[Saved entries]
----------
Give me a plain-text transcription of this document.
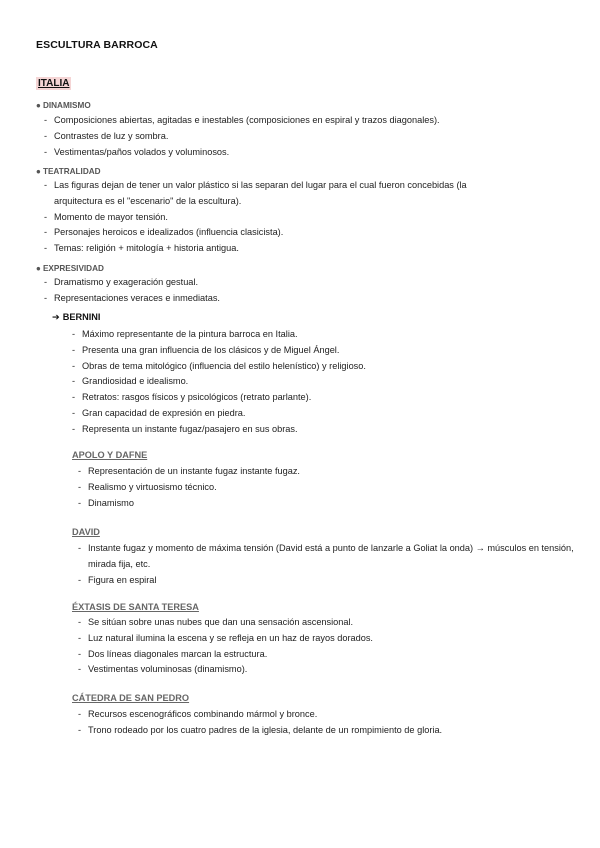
ESCULTURA BARROCA
ITALIA
● DINAMISMO
- Composiciones abiertas, agitadas e inestables (composiciones en espiral y trazos diagonales).
- Contrastes de luz y sombra.
- Vestimentas/paños volados y voluminosos.
● TEATRALIDAD
- Las figuras dejan de tener un valor plástico si las separan del lugar para el cual fueron concebidas (la arquitectura es el "escenario" de la escultura).
- Momento de mayor tensión.
- Personajes heroicos e idealizados (influencia clasicista).
- Temas: religión + mitología + historia antigua.
● EXPRESIVIDAD
- Dramatismo y exageración gestual.
- Representaciones veraces e inmediatas.
➔ BERNINI
- Máximo representante de la pintura barroca en Italia.
- Presenta una gran influencia de los clásicos y de Miguel Ángel.
- Obras de tema mitológico (influencia del estilo helenístico) y religioso.
- Grandiosidad e idealismo.
- Retratos: rasgos físicos y psicológicos (retrato parlante).
- Gran capacidad de expresión en piedra.
- Representa un instante fugaz/pasajero en sus obras.
APOLO Y DAFNE
- Representación de un instante fugaz instante fugaz.
- Realismo y virtuosismo técnico.
- Dinamismo
DAVID
- Instante fugaz y momento de máxima tensión (David está a punto de lanzarle a Goliat la onda) → músculos en tensión, mirada fija, etc.
- Figura en espiral
ÉXTASIS DE SANTA TERESA
- Se sitúan sobre unas nubes que dan una sensación ascensional.
- Luz natural ilumina la escena y se refleja en un haz de rayos dorados.
- Dos líneas diagonales marcan la estructura.
- Vestimentas voluminosas (dinamismo).
CÁTEDRA DE SAN PEDRO
- Recursos escenográficos combinando mármol y bronce.
- Trono rodeado por los cuatro padres de la iglesia, delante de un rompimiento de gloria.
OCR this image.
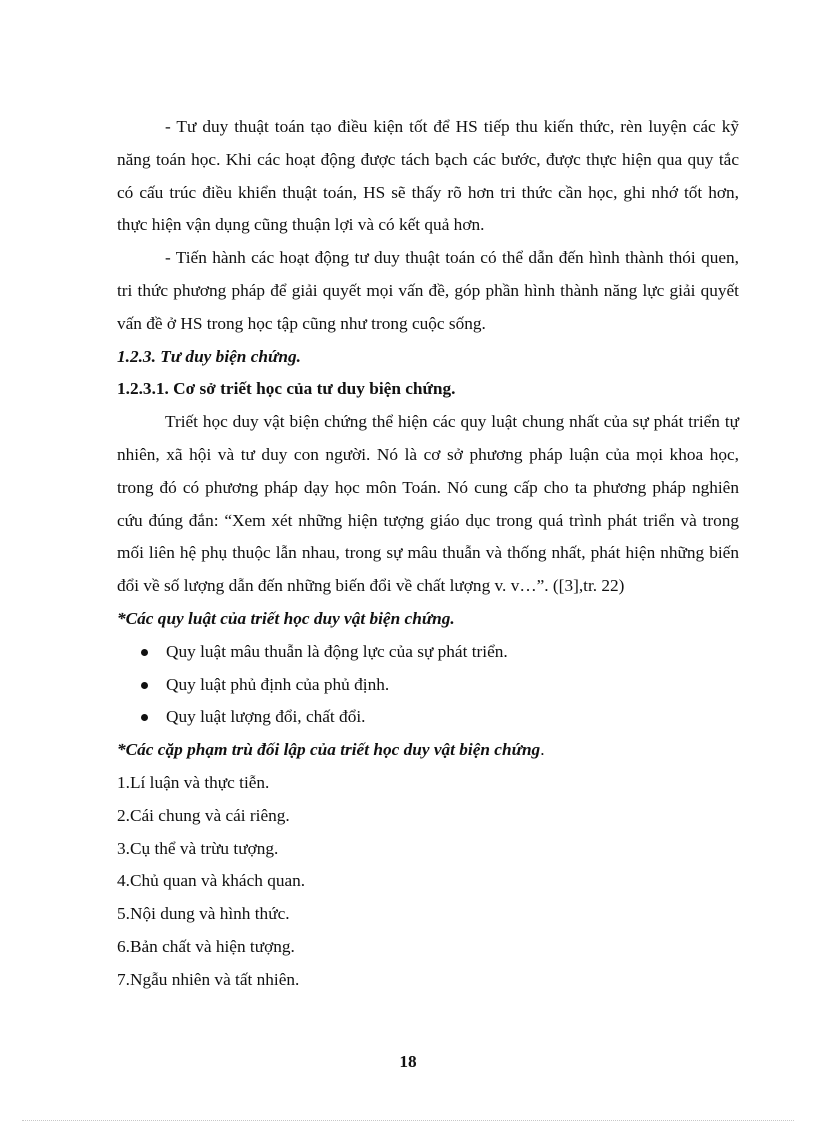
- Tư duy thuật toán tạo điều kiện tốt để HS tiếp thu kiến thức, rèn luyện các kỹ năng toán học. Khi các hoạt động được tách bạch các bước, được thực hiện qua quy tắc có cấu trúc điều khiển thuật toán, HS sẽ thấy rõ hơn tri thức cần học, ghi nhớ tốt hơn, thực hiện vận dụng cũng thuận lợi và có kết quả hơn.

- Tiến hành các hoạt động tư duy thuật toán có thể dẫn đến hình thành thói quen, tri thức phương pháp để giải quyết mọi vấn đề, góp phần hình thành năng lực giải quyết vấn đề ở HS trong học tập cũng như trong cuộc sống.

1.2.3. Tư duy biện chứng.

1.2.3.1. Cơ sở triết học của tư duy biện chứng.

Triết học duy vật biện chứng thể hiện các quy luật chung nhất của sự phát triển tự nhiên, xã hội và tư duy con người. Nó là cơ sở phương pháp luận của mọi khoa học, trong đó có phương pháp dạy học môn Toán. Nó cung cấp cho ta phương pháp nghiên cứu đúng đắn: “Xem xét những hiện tượng giáo dục trong quá trình phát triển và trong mối liên hệ phụ thuộc lẫn nhau, trong sự mâu thuẫn và thống nhất, phát hiện những biến đổi về số lượng dẫn đến những biến đổi về chất lượng v. v…”. ([3],tr. 22)

*Các quy luật của triết học duy vật biện chứng.

Quy luật mâu thuẫn là động lực của sự phát triển.
Quy luật phủ định của phủ định.
Quy luật lượng đổi, chất đổi.

*Các cặp phạm trù đối lập của triết học duy vật biện chứng.

1.Lí luận và thực tiễn.
2.Cái chung và cái riêng.
3.Cụ thể và trừu tượng.
4.Chủ quan và khách quan.
5.Nội dung và hình thức.
6.Bản chất và hiện tượng.
7.Ngẫu nhiên và tất nhiên.
18
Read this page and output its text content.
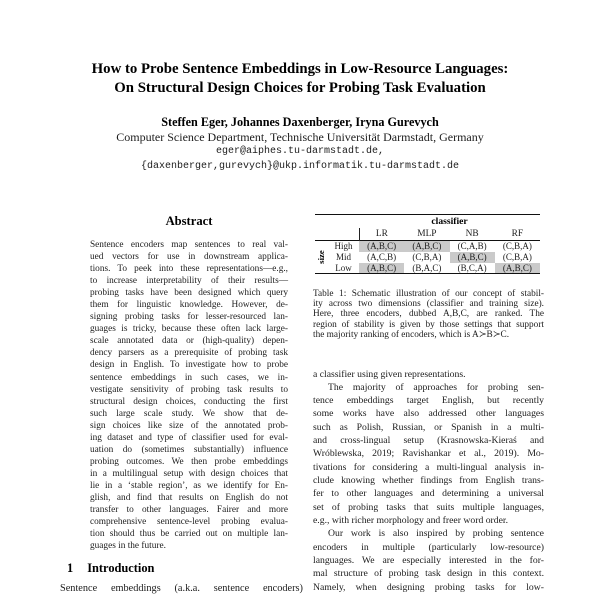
How to Probe Sentence Embeddings in Low-Resource Languages:
On Structural Design Choices for Probing Task Evaluation
Steffen Eger, Johannes Daxenberger, Iryna Gurevych
Computer Science Department, Technische Universität Darmstadt, Germany
eger@aiphes.tu-darmstadt.de,
{daxenberger,gurevych}@ukp.informatik.tu-darmstadt.de
Abstract
Sentence encoders map sentences to real val-
ued vectors for use in downstream applica-
tions. To peek into these representations—e.g.,
to increase interpretability of their results—
probing tasks have been designed which query
them for linguistic knowledge. However, de-
signing probing tasks for lesser-resourced lan-
guages is tricky, because these often lack large-
scale annotated data or (high-quality) depen-
dency parsers as a prerequisite of probing task
design in English. To investigate how to probe
sentence embeddings in such cases, we in-
vestigate sensitivity of probing task results to
structural design choices, conducting the first
such large scale study. We show that de-
sign choices like size of the annotated prob-
ing dataset and type of classifier used for eval-
uation do (sometimes substantially) influence
probing outcomes. We then probe embeddings
in a multilingual setup with design choices that
lie in a ‘stable region’, as we identify for En-
glish, and find that results on English do not
transfer to other languages. Fairer and more
comprehensive sentence-level probing evalua-
tion should thus be carried out on multiple lan-
guages in the future.
1 Introduction
Sentence embeddings (a.k.a. sentence encoders)
		classifier			
		LR	MLP	NB	RF

size	High	(A,B,C)	(A,B,C)	(C,A,B)	(C,B,A)
	Mid	(A,C,B)	(C,B,A)	(A,B,C)	(C,B,A)
	Low	(A,B,C)	(B,A,C)	(B,C,A)	(A,B,C)
Table 1: Schematic illustration of our concept of stabil-
ity across two dimensions (classifier and training size).
Here, three encoders, dubbed A,B,C, are ranked. The
region of stability is given by those settings that support
the majority ranking of encoders, which is A≻B≻C.
a classifier using given representations.
The majority of approaches for probing sen-
tence embeddings target English, but recently
some works have also addressed other languages
such as Polish, Russian, or Spanish in a multi-
and cross-lingual setup (Krasnowska-Kieraś and
Wróblewska, 2019; Ravishankar et al., 2019). Mo-
tivations for considering a multi-lingual analysis in-
clude knowing whether findings from English trans-
fer to other languages and determining a universal
set of probing tasks that suits multiple languages,
e.g., with richer morphology and freer word order.
Our work is also inspired by probing sentence
encoders in multiple (particularly low-resource)
languages. We are especially interested in the for-
mal structure of probing task design in this context.
Namely, when designing probing tasks for low-
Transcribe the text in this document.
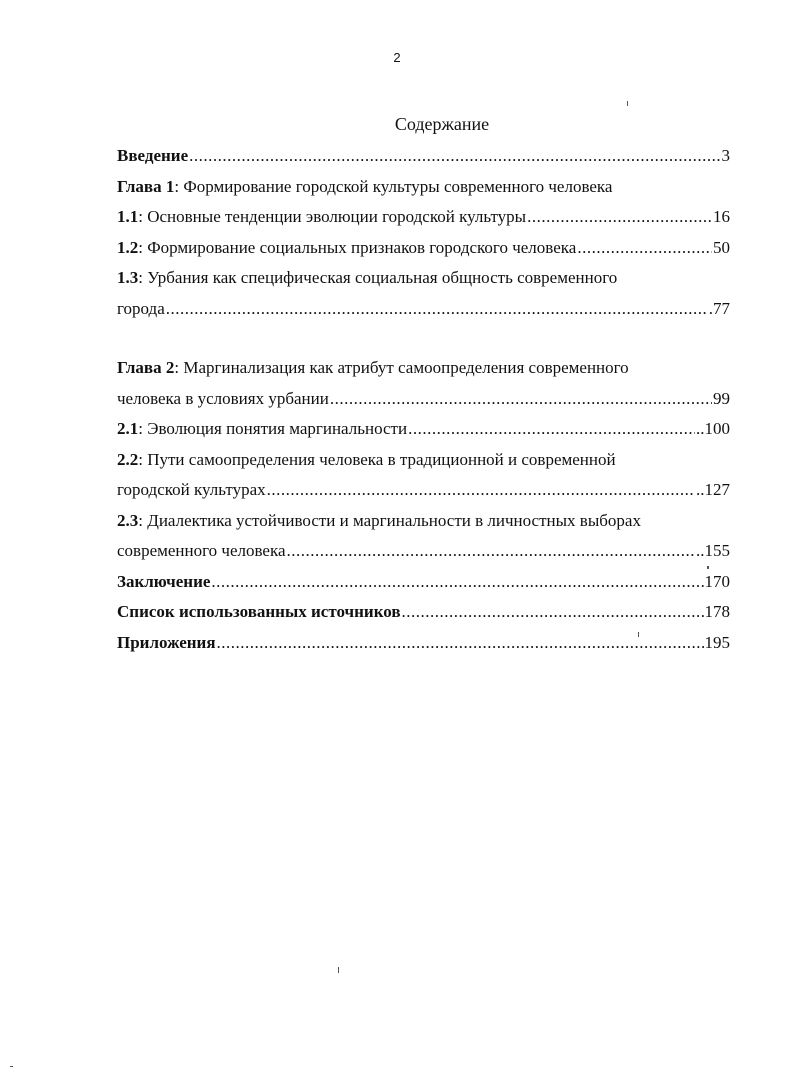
2
Содержание
Введение .....	3
Глава 1: Формирование городской культуры современного человека
1.1: Основные тенденции эволюции городской культуры .....	16
1.2: Формирование социальных признаков городского человека .....	50
1.3: Урбания как специфическая социальная общность современного
города .....	.77
Глава 2: Маргинализация как атрибут самоопределения современного
человека в условиях урбании .....	99
2.1: Эволюция понятия маргинальности .....	..100
2.2: Пути самоопределения человека в традиционной и современной
городской культурах .....	..127
2.3: Диалектика устойчивости и маргинальности в личностных выборах
современного человека .....	..155
Заключение .....	170
Список использованных источников .....	178
Приложения .....	195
----------
Required task:
Identify the lines above with the word "phương". Copy them.

Solution for this exercise:
- Tiến hành các hoạt động tư duy thuật toán có thể dẫn đến hình thành thói quen, tri thức phương pháp để giải quyết mọi vấn đề, góp phần hình thành năng lực giải quyết vấn đề ở HS trong học tập cũng như trong cuộc sống.
Triết học duy vật biện chứng thể hiện các quy luật chung nhất của sự phát triển tự nhiên, xã hội và tư duy con người. Nó là cơ sở phương pháp luận của mọi khoa học, trong đó có phương pháp dạy học môn Toán. Nó cung cấp cho ta phương pháp nghiên cứu đúng đắn: “Xem xét những hiện tượng giáo dục trong quá trình phát triển và trong mối liên hệ phụ thuộc lẫn nhau, trong sự mâu thuẫn và thống nhất, phát hiện những biến đổi về số lượng dẫn đến những biến đổi về chất lượng v. v…”. ([3],tr. 22)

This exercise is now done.